— START —

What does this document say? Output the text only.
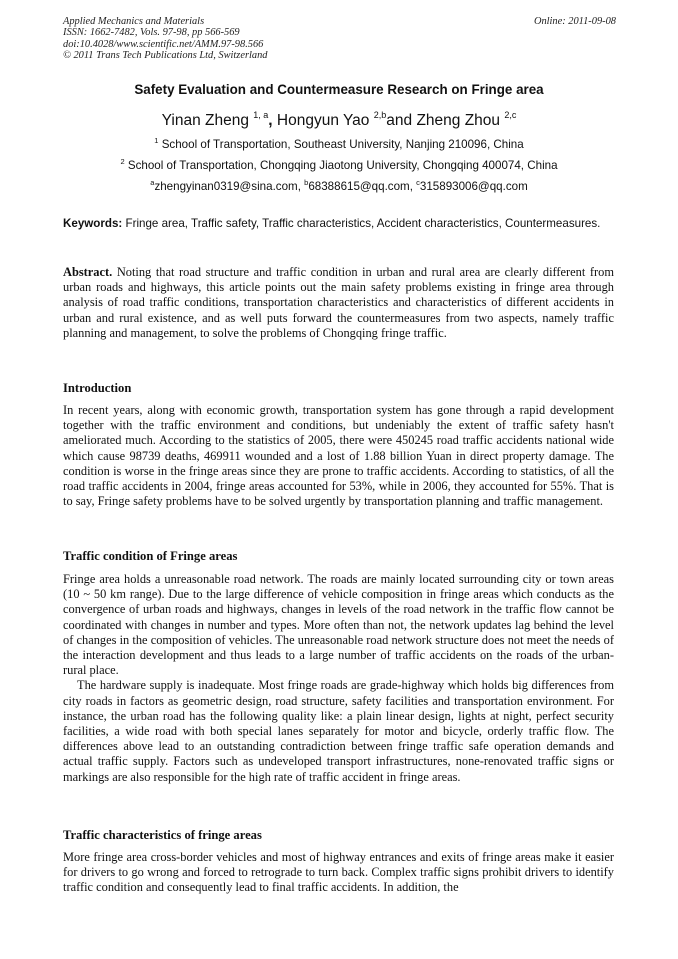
Applied Mechanics and Materials
ISSN: 1662-7482, Vols. 97-98, pp 566-569
doi:10.4028/www.scientific.net/AMM.97-98.566
© 2011 Trans Tech Publications Ltd, Switzerland
Online: 2011-09-08
Safety Evaluation and Countermeasure Research on Fringe area
Yinan Zheng $^{1, a}$, Hongyun Yao $^{2,b}$and Zheng Zhou $^{2,c}$
$^1$ School of Transportation, Southeast University, Nanjing 210096, China
$^2$ School of Transportation, Chongqing Jiaotong University, Chongqing 400074, China
$^a$zhengyinan0319@sina.com, $^b$68388615@qq.com, $^c$315893006@qq.com
Keywords: Fringe area, Traffic safety, Traffic characteristics, Accident characteristics, Countermeasures.

Abstract. Noting that road structure and traffic condition in urban and rural area are clearly different from urban roads and highways, this article points out the main safety problems existing in fringe area through analysis of road traffic conditions, transportation characteristics and characteristics of different accidents in urban and rural existence, and as well puts forward the countermeasures from two aspects, namely traffic planning and management, to solve the problems of Chongqing fringe traffic.

Introduction

In recent years, along with economic growth, transportation system has gone through a rapid development together with the traffic environment and conditions, but undeniably the extent of traffic safety hasn't ameliorated much. According to the statistics of 2005, there were 450245 road traffic accidents national wide which cause 98739 deaths, 469911 wounded and a lost of 1.88 billion Yuan in direct property damage. The condition is worse in the fringe areas since they are prone to traffic accidents. According to statistics, of all the road traffic accidents in 2004, fringe areas accounted for 53%, while in 2006, they accounted for 55%. That is to say, Fringe safety problems have to be solved urgently by transportation planning and traffic management.

Traffic condition of Fringe areas

Fringe area holds a unreasonable road network. The roads are mainly located surrounding city or town areas (10 ~ 50 km range). Due to the large difference of vehicle composition in fringe areas which conducts as the convergence of urban roads and highways, changes in levels of the road network in the traffic flow cannot be coordinated with changes in number and types. More often than not, the network updates lag behind the level of changes in the composition of vehicles. The unreasonable road network structure does not meet the needs of the interaction development and thus leads to a large number of traffic accidents on the roads of the urban-rural place.

The hardware supply is inadequate. Most fringe roads are grade-highway which holds big differences from city roads in factors as geometric design, road structure, safety facilities and transportation environment. For instance, the urban road has the following quality like: a plain linear design, lights at night, perfect security facilities, a wide road with both special lanes separately for motor and bicycle, orderly traffic flow. The differences above lead to an outstanding contradiction between fringe traffic safe operation demands and actual traffic supply. Factors such as undeveloped transport infrastructures, none-renovated traffic signs or markings are also responsible for the high rate of traffic accident in fringe areas.

Traffic characteristics of fringe areas

More fringe area cross-border vehicles and most of highway entrances and exits of fringe areas make it easier for drivers to go wrong and forced to retrograde to turn back. Complex traffic signs prohibit drivers to identify traffic condition and consequently lead to final traffic accidents. In addition, the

— END —

Your objective: With the pictures left out, transcribe the material exactly.

The completed task:
What does this document say? Output the text only.
Applied Mechanics and Materials
ISSN: 1662-7482, Vols. 97-98, pp 566-569
doi:10.4028/www.scientific.net/AMM.97-98.566
© 2011 Trans Tech Publications Ltd, Switzerland
Online: 2011-09-08
Safety Evaluation and Countermeasure Research on Fringe area
Yinan Zheng $^{1, a}$, Hongyun Yao $^{2,b}$and Zheng Zhou $^{2,c}$
$^1$ School of Transportation, Southeast University, Nanjing 210096, China
$^2$ School of Transportation, Chongqing Jiaotong University, Chongqing 400074, China
$^a$zhengyinan0319@sina.com, $^b$68388615@qq.com, $^c$315893006@qq.com
Keywords: Fringe area, Traffic safety, Traffic characteristics, Accident characteristics, Countermeasures.

Abstract. Noting that road structure and traffic condition in urban and rural area are clearly different from urban roads and highways, this article points out the main safety problems existing in fringe area through analysis of road traffic conditions, transportation characteristics and characteristics of different accidents in urban and rural existence, and as well puts forward the countermeasures from two aspects, namely traffic planning and management, to solve the problems of Chongqing fringe traffic.

Introduction

In recent years, along with economic growth, transportation system has gone through a rapid development together with the traffic environment and conditions, but undeniably the extent of traffic safety hasn't ameliorated much. According to the statistics of 2005, there were 450245 road traffic accidents national wide which cause 98739 deaths, 469911 wounded and a lost of 1.88 billion Yuan in direct property damage. The condition is worse in the fringe areas since they are prone to traffic accidents. According to statistics, of all the road traffic accidents in 2004, fringe areas accounted for 53%, while in 2006, they accounted for 55%. That is to say, Fringe safety problems have to be solved urgently by transportation planning and traffic management.

Traffic condition of Fringe areas

Fringe area holds a unreasonable road network. The roads are mainly located surrounding city or town areas (10 ~ 50 km range). Due to the large difference of vehicle composition in fringe areas which conducts as the convergence of urban roads and highways, changes in levels of the road network in the traffic flow cannot be coordinated with changes in number and types. More often than not, the network updates lag behind the level of changes in the composition of vehicles. The unreasonable road network structure does not meet the needs of the interaction development and thus leads to a large number of traffic accidents on the roads of the urban-rural place.

The hardware supply is inadequate. Most fringe roads are grade-highway which holds big differences from city roads in factors as geometric design, road structure, safety facilities and transportation environment. For instance, the urban road has the following quality like: a plain linear design, lights at night, perfect security facilities, a wide road with both special lanes separately for motor and bicycle, orderly traffic flow. The differences above lead to an outstanding contradiction between fringe traffic safe operation demands and actual traffic supply. Factors such as undeveloped transport infrastructures, none-renovated traffic signs or markings are also responsible for the high rate of traffic accident in fringe areas.

Traffic characteristics of fringe areas

More fringe area cross-border vehicles and most of highway entrances and exits of fringe areas make it easier for drivers to go wrong and forced to retrograde to turn back. Complex traffic signs prohibit drivers to identify traffic condition and consequently lead to final traffic accidents. In addition, the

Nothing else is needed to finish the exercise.